INPUT:
▶

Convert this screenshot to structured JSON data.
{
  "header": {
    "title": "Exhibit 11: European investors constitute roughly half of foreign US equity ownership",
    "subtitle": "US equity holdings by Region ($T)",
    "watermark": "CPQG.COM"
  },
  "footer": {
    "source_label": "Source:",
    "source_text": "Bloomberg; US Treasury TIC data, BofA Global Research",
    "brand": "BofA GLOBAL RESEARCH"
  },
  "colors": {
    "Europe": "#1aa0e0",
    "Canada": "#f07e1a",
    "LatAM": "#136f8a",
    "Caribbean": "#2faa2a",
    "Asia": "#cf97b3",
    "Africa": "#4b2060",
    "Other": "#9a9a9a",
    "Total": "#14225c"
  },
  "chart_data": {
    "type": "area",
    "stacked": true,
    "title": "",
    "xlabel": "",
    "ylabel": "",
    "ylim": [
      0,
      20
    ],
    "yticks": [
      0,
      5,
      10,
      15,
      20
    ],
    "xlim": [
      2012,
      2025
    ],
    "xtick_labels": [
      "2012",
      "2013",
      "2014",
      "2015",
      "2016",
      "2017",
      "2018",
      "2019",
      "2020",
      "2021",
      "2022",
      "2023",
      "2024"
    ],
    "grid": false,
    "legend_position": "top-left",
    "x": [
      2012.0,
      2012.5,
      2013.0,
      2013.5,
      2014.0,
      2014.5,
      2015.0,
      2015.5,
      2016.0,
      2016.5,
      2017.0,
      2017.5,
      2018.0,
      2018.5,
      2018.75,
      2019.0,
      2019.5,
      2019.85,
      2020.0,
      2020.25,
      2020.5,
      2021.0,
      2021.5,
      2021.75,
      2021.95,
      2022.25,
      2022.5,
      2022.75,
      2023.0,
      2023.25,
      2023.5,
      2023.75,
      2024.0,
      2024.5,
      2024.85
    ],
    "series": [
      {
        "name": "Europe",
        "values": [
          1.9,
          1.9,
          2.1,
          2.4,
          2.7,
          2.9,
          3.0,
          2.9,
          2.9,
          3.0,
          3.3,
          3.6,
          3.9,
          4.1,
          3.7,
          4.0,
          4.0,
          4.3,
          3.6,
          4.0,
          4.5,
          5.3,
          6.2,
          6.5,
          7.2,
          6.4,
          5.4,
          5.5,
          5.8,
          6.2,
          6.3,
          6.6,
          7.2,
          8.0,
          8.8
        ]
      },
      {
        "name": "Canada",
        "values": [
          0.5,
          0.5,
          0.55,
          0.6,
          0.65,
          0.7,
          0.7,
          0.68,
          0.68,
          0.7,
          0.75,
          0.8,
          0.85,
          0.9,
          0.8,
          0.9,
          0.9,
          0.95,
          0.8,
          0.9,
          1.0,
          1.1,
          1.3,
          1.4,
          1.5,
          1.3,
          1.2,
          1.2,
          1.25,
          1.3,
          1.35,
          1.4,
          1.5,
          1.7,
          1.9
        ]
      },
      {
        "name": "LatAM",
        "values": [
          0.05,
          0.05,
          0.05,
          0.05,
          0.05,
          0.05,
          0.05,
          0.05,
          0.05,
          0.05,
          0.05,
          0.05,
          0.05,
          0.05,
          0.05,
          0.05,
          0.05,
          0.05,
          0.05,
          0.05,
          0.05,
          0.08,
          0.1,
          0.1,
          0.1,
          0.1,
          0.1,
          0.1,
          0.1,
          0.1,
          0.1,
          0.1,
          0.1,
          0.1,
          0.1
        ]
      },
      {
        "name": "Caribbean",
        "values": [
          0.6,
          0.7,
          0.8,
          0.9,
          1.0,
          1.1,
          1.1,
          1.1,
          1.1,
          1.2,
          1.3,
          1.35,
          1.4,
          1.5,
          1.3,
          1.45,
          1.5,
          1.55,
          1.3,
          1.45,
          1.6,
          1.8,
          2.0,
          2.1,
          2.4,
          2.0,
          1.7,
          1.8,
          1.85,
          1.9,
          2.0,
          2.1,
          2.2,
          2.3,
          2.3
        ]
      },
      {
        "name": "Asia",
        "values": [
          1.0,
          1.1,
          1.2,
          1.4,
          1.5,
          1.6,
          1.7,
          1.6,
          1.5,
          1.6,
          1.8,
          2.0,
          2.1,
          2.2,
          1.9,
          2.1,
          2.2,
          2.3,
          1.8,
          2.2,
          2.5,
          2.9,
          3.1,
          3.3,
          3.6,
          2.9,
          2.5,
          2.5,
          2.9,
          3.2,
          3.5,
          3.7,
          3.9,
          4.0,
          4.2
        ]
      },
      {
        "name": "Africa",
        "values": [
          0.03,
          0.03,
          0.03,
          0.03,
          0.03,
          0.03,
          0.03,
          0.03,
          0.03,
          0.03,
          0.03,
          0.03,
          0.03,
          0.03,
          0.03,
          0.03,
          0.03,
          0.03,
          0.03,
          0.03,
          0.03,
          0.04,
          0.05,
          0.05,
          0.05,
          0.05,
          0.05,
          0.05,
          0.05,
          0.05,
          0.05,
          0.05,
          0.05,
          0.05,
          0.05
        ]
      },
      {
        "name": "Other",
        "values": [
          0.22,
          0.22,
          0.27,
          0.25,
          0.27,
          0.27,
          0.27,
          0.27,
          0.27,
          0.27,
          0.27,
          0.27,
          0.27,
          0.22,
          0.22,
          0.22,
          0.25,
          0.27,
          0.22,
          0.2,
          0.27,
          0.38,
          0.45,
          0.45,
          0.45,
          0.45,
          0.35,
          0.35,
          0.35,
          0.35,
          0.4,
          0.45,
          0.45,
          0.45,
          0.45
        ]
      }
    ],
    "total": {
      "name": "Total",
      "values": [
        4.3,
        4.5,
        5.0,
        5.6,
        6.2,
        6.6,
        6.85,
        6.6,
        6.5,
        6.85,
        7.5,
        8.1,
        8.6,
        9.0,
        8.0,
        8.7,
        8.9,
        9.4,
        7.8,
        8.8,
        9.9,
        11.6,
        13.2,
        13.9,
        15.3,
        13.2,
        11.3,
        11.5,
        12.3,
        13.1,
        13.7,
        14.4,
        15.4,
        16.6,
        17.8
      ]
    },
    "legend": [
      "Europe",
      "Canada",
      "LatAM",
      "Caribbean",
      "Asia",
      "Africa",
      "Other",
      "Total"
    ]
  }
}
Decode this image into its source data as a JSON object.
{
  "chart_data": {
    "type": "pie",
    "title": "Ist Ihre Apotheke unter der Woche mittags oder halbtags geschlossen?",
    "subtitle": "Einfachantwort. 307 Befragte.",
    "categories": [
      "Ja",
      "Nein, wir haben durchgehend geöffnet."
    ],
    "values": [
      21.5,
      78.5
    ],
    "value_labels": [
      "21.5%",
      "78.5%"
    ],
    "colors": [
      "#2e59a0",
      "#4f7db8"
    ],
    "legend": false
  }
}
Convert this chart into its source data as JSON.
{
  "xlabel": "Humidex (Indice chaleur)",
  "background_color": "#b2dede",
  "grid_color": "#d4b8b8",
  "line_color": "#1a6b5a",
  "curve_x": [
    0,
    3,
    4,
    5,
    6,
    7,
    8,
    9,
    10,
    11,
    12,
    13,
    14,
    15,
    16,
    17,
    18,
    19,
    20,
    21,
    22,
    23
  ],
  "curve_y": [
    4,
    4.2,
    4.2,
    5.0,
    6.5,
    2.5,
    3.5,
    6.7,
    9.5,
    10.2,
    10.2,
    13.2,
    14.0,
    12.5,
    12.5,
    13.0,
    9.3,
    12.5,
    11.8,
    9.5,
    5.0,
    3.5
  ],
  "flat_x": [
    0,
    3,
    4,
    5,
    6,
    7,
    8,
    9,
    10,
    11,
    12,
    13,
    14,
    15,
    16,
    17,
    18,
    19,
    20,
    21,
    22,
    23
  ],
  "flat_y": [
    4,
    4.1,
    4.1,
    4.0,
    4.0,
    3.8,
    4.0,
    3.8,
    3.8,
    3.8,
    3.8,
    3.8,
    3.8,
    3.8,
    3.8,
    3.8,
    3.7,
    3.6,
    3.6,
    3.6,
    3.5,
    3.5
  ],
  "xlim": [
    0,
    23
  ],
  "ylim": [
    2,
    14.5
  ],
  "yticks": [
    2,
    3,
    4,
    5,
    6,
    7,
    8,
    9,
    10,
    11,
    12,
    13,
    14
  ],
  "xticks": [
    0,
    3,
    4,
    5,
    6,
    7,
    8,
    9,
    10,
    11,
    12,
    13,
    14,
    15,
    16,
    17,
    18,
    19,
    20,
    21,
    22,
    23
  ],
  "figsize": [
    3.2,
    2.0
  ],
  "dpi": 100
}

◀

INSTRUCTIONS TO FOLLOW: Repeat only what runs from the line holding "Convert this chart" to the end of the data, keeping every line exactly as written, first and last included.

TASK OUTPUT:
Convert this chart into its source data as JSON.
{
  "xlabel": "Humidex (Indice chaleur)",
  "background_color": "#b2dede",
  "grid_color": "#d4b8b8",
  "line_color": "#1a6b5a",
  "curve_x": [
    0,
    3,
    4,
    5,
    6,
    7,
    8,
    9,
    10,
    11,
    12,
    13,
    14,
    15,
    16,
    17,
    18,
    19,
    20,
    21,
    22,
    23
  ],
  "curve_y": [
    4,
    4.2,
    4.2,
    5.0,
    6.5,
    2.5,
    3.5,
    6.7,
    9.5,
    10.2,
    10.2,
    13.2,
    14.0,
    12.5,
    12.5,
    13.0,
    9.3,
    12.5,
    11.8,
    9.5,
    5.0,
    3.5
  ],
  "flat_x": [
    0,
    3,
    4,
    5,
    6,
    7,
    8,
    9,
    10,
    11,
    12,
    13,
    14,
    15,
    16,
    17,
    18,
    19,
    20,
    21,
    22,
    23
  ],
  "flat_y": [
    4,
    4.1,
    4.1,
    4.0,
    4.0,
    3.8,
    4.0,
    3.8,
    3.8,
    3.8,
    3.8,
    3.8,
    3.8,
    3.8,
    3.8,
    3.8,
    3.7,
    3.6,
    3.6,
    3.6,
    3.5,
    3.5
  ],
  "xlim": [
    0,
    23
  ],
  "ylim": [
    2,
    14.5
  ],
  "yticks": [
    2,
    3,
    4,
    5,
    6,
    7,
    8,
    9,
    10,
    11,
    12,
    13,
    14
  ],
  "xticks": [
    0,
    3,
    4,
    5,
    6,
    7,
    8,
    9,
    10,
    11,
    12,
    13,
    14,
    15,
    16,
    17,
    18,
    19,
    20,
    21,
    22,
    23
  ],
  "figsize": [
    3.2,
    2.0
  ],
  "dpi": 100
}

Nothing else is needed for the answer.